▶ **Problem requirements**: Where a line contains the word "series", copy that line in full.

▶ **Provided information**:
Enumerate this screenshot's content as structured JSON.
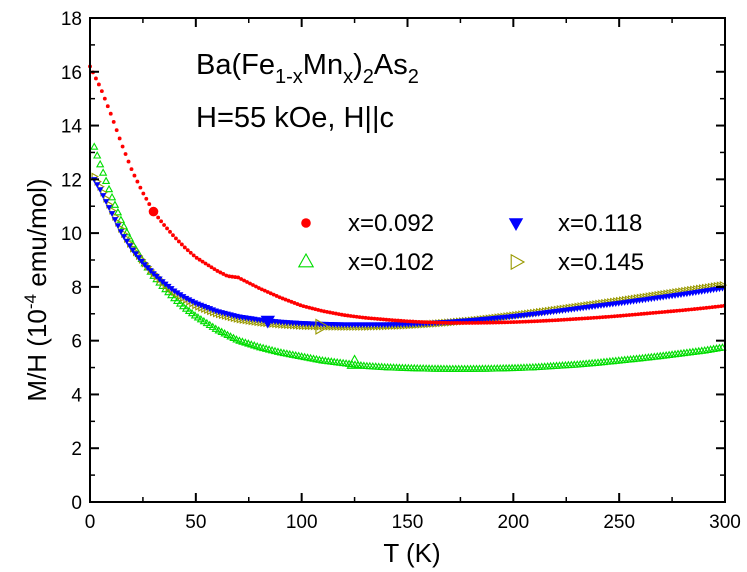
{
  "chart_data": {
    "type": "scatter",
    "xlabel": "T (K)",
    "ylabel_parts": {
      "prefix": "M/H (10",
      "exp": "-4",
      "suffix": " emu/mol)"
    },
    "xlim": [
      0,
      300
    ],
    "ylim": [
      0,
      18
    ],
    "x_ticks": [
      0,
      50,
      100,
      150,
      200,
      250,
      300
    ],
    "y_ticks": [
      0,
      2,
      4,
      6,
      8,
      10,
      12,
      14,
      16,
      18
    ],
    "grid": false,
    "legend_placement": "right-center",
    "annotation": {
      "formula_parts": [
        "Ba(Fe",
        "1-x",
        "Mn",
        "x",
        ")",
        "2",
        "As",
        "2"
      ],
      "line2": "H=55 kOe, H||c"
    },
    "series": [
      {
        "name": "x=0.092",
        "marker": "filled-circle",
        "color": "#ff0000",
        "x": [
          0,
          5,
          10,
          15,
          20,
          25,
          30,
          35,
          40,
          45,
          50,
          55,
          60,
          65,
          70,
          75,
          80,
          90,
          100,
          110,
          120,
          130,
          140,
          150,
          160,
          170,
          180,
          190,
          200,
          210,
          220,
          230,
          240,
          250,
          260,
          270,
          280,
          290,
          300
        ],
        "y": [
          16.2,
          15.4,
          14.4,
          13.3,
          12.3,
          11.5,
          10.8,
          10.3,
          9.85,
          9.45,
          9.1,
          8.85,
          8.6,
          8.4,
          8.35,
          8.15,
          7.95,
          7.6,
          7.3,
          7.1,
          6.95,
          6.85,
          6.78,
          6.72,
          6.68,
          6.66,
          6.66,
          6.67,
          6.69,
          6.72,
          6.76,
          6.81,
          6.86,
          6.92,
          6.99,
          7.06,
          7.13,
          7.21,
          7.3
        ]
      },
      {
        "name": "x=0.102",
        "marker": "open-triangle-up",
        "color": "#00dd00",
        "x": [
          2,
          5,
          10,
          15,
          20,
          25,
          30,
          35,
          40,
          45,
          50,
          60,
          70,
          80,
          90,
          100,
          110,
          120,
          130,
          140,
          150,
          160,
          170,
          180,
          190,
          200,
          210,
          220,
          230,
          240,
          250,
          260,
          270,
          280,
          290,
          300
        ],
        "y": [
          13.2,
          12.5,
          11.4,
          10.4,
          9.6,
          8.95,
          8.4,
          7.95,
          7.55,
          7.2,
          6.9,
          6.4,
          6.0,
          5.75,
          5.55,
          5.4,
          5.25,
          5.15,
          5.05,
          5.0,
          4.97,
          4.95,
          4.94,
          4.94,
          4.95,
          4.97,
          5.0,
          5.05,
          5.1,
          5.17,
          5.25,
          5.33,
          5.42,
          5.52,
          5.62,
          5.75
        ]
      },
      {
        "name": "x=0.118",
        "marker": "filled-triangle-down",
        "color": "#0000ff",
        "x": [
          2,
          5,
          10,
          15,
          20,
          25,
          30,
          35,
          40,
          45,
          50,
          60,
          70,
          80,
          90,
          100,
          110,
          120,
          130,
          140,
          150,
          160,
          170,
          180,
          190,
          200,
          210,
          220,
          230,
          240,
          250,
          260,
          270,
          280,
          290,
          300
        ],
        "y": [
          12.0,
          11.6,
          10.8,
          10.0,
          9.4,
          8.9,
          8.5,
          8.15,
          7.85,
          7.6,
          7.4,
          7.1,
          6.9,
          6.78,
          6.7,
          6.65,
          6.62,
          6.6,
          6.6,
          6.6,
          6.62,
          6.65,
          6.7,
          6.76,
          6.83,
          6.91,
          7.0,
          7.1,
          7.2,
          7.3,
          7.4,
          7.51,
          7.62,
          7.73,
          7.85,
          7.97
        ]
      },
      {
        "name": "x=0.145",
        "marker": "open-triangle-right",
        "color": "#999900",
        "x": [
          2,
          5,
          10,
          15,
          20,
          25,
          30,
          35,
          40,
          45,
          50,
          60,
          70,
          80,
          90,
          100,
          110,
          120,
          130,
          140,
          150,
          160,
          170,
          180,
          190,
          200,
          210,
          220,
          230,
          240,
          250,
          260,
          270,
          280,
          290,
          300
        ],
        "y": [
          12.1,
          11.7,
          10.9,
          10.1,
          9.45,
          8.95,
          8.5,
          8.1,
          7.8,
          7.55,
          7.3,
          7.0,
          6.8,
          6.68,
          6.6,
          6.55,
          6.53,
          6.52,
          6.52,
          6.54,
          6.57,
          6.62,
          6.68,
          6.75,
          6.84,
          6.94,
          7.04,
          7.15,
          7.26,
          7.37,
          7.48,
          7.6,
          7.72,
          7.84,
          7.96,
          8.08
        ]
      }
    ],
    "highlight_points": [
      {
        "series": 0,
        "x": 30,
        "y": 10.8
      },
      {
        "series": 1,
        "x": 125,
        "y": 5.15
      },
      {
        "series": 2,
        "x": 84,
        "y": 6.75
      },
      {
        "series": 3,
        "x": 109,
        "y": 6.52
      }
    ]
  }
}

▶ **Correct result**:
    "series": [
        "series": 0,
        "series": 1,
        "series": 2,
        "series": 3,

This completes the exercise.